• **Records shown**
⁂

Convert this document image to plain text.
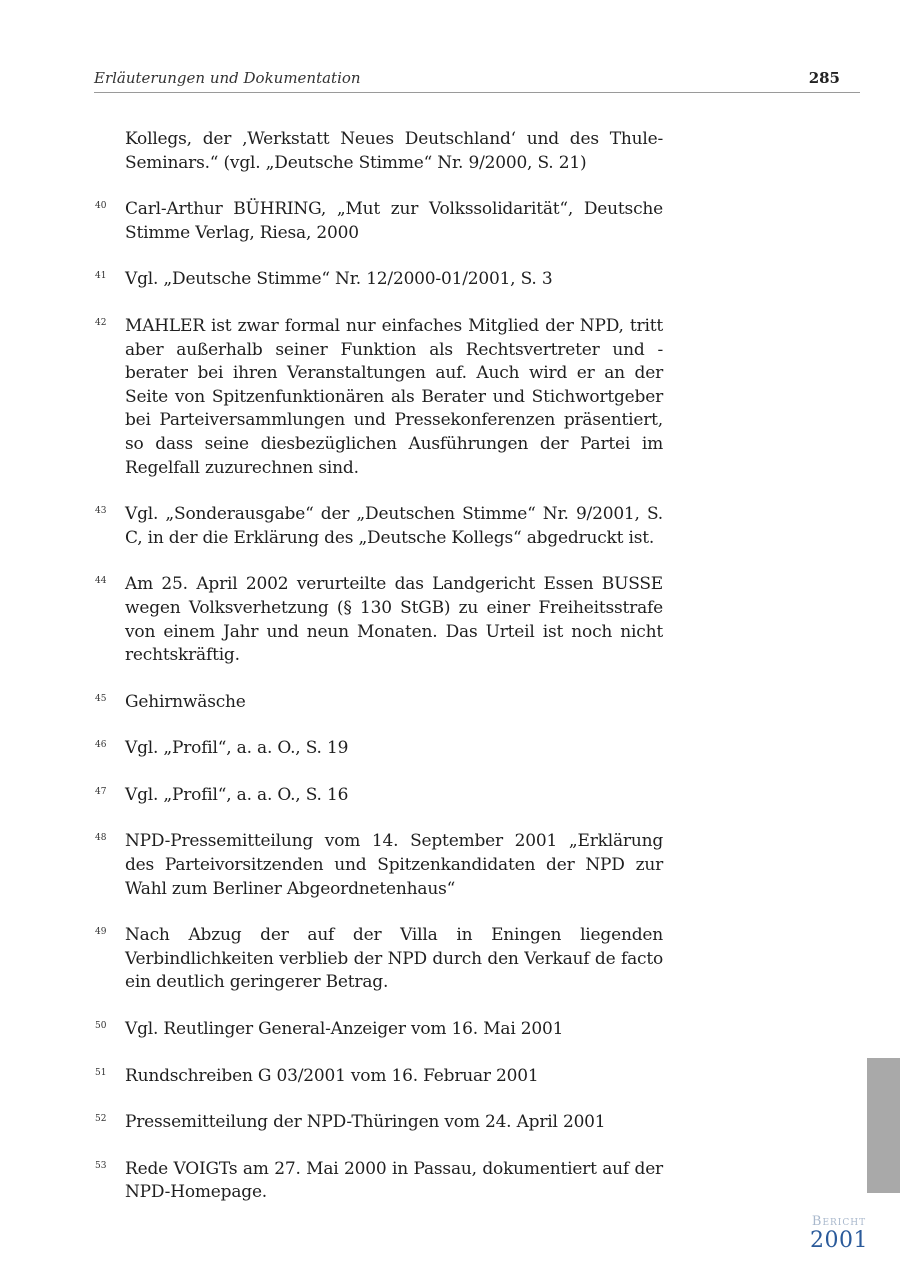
Erläuterungen und Dokumentation	285
Kollegs, der ‚Werkstatt Neues Deutschland‘ und des Thule-Seminars.“ (vgl. „Deutsche Stimme“ Nr. 9/2000, S. 21)
40 Carl-Arthur BÜHRING, „Mut zur Volkssolidarität“, Deutsche Stimme Verlag, Riesa, 2000
41 Vgl. „Deutsche Stimme“ Nr. 12/2000-01/2001, S. 3
42 MAHLER ist zwar formal nur einfaches Mitglied der NPD, tritt aber außerhalb seiner Funktion als Rechtsvertreter und -berater bei ihren Veranstaltungen auf. Auch wird er an der Seite von Spitzenfunktionären als Berater und Stichwortgeber bei Parteiversammlungen und Pressekonferenzen präsentiert, so dass seine diesbezüglichen Ausführungen der Partei im Regelfall zuzurechnen sind.
43 Vgl. „Sonderausgabe“ der „Deutschen Stimme“ Nr. 9/2001, S. C, in der die Erklärung des „Deutsche Kollegs“ abgedruckt ist.
44 Am 25. April 2002 verurteilte das Landgericht Essen BUSSE wegen Volksverhetzung (§ 130 StGB) zu einer Freiheitsstrafe von einem Jahr und neun Monaten. Das Urteil ist noch nicht rechtskräftig.
45 Gehirnwäsche
46 Vgl. „Profil“, a. a. O., S. 19
47 Vgl. „Profil“, a. a. O., S. 16
48 NPD-Pressemitteilung vom 14. September 2001 „Erklärung des Parteivorsitzenden und Spitzenkandidaten der NPD zur Wahl zum Berliner Abgeordnetenhaus“
49 Nach Abzug der auf der Villa in Eningen liegenden Verbindlichkeiten verblieb der NPD durch den Verkauf de facto ein deutlich geringerer Betrag.
50 Vgl. Reutlinger General-Anzeiger vom 16. Mai 2001
51 Rundschreiben G 03/2001 vom 16. Februar 2001
52 Pressemitteilung der NPD-Thüringen vom 24. April 2001
53 Rede VOIGTs am 27. Mai 2000 in Passau, dokumentiert auf der NPD-Homepage.
Bericht
2001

⁂

• **Instructions for the task**
The records above must be printed exactly; the pictures stay out.

• **Exercise response**
Convert this document image to plain text.
Erläuterungen und Dokumentation	285
Kollegs, der ‚Werkstatt Neues Deutschland‘ und des Thule-Seminars.“ (vgl. „Deutsche Stimme“ Nr. 9/2000, S. 21)
40 Carl-Arthur BÜHRING, „Mut zur Volkssolidarität“, Deutsche Stimme Verlag, Riesa, 2000
41 Vgl. „Deutsche Stimme“ Nr. 12/2000-01/2001, S. 3
42 MAHLER ist zwar formal nur einfaches Mitglied der NPD, tritt aber außerhalb seiner Funktion als Rechtsvertreter und -berater bei ihren Veranstaltungen auf. Auch wird er an der Seite von Spitzenfunktionären als Berater und Stichwortgeber bei Parteiversammlungen und Pressekonferenzen präsentiert, so dass seine diesbezüglichen Ausführungen der Partei im Regelfall zuzurechnen sind.
43 Vgl. „Sonderausgabe“ der „Deutschen Stimme“ Nr. 9/2001, S. C, in der die Erklärung des „Deutsche Kollegs“ abgedruckt ist.
44 Am 25. April 2002 verurteilte das Landgericht Essen BUSSE wegen Volksverhetzung (§ 130 StGB) zu einer Freiheitsstrafe von einem Jahr und neun Monaten. Das Urteil ist noch nicht rechtskräftig.
45 Gehirnwäsche
46 Vgl. „Profil“, a. a. O., S. 19
47 Vgl. „Profil“, a. a. O., S. 16
48 NPD-Pressemitteilung vom 14. September 2001 „Erklärung des Parteivorsitzenden und Spitzenkandidaten der NPD zur Wahl zum Berliner Abgeordnetenhaus“
49 Nach Abzug der auf der Villa in Eningen liegenden Verbindlichkeiten verblieb der NPD durch den Verkauf de facto ein deutlich geringerer Betrag.
50 Vgl. Reutlinger General-Anzeiger vom 16. Mai 2001
51 Rundschreiben G 03/2001 vom 16. Februar 2001
52 Pressemitteilung der NPD-Thüringen vom 24. April 2001
53 Rede VOIGTs am 27. Mai 2000 in Passau, dokumentiert auf der NPD-Homepage.
Bericht
2001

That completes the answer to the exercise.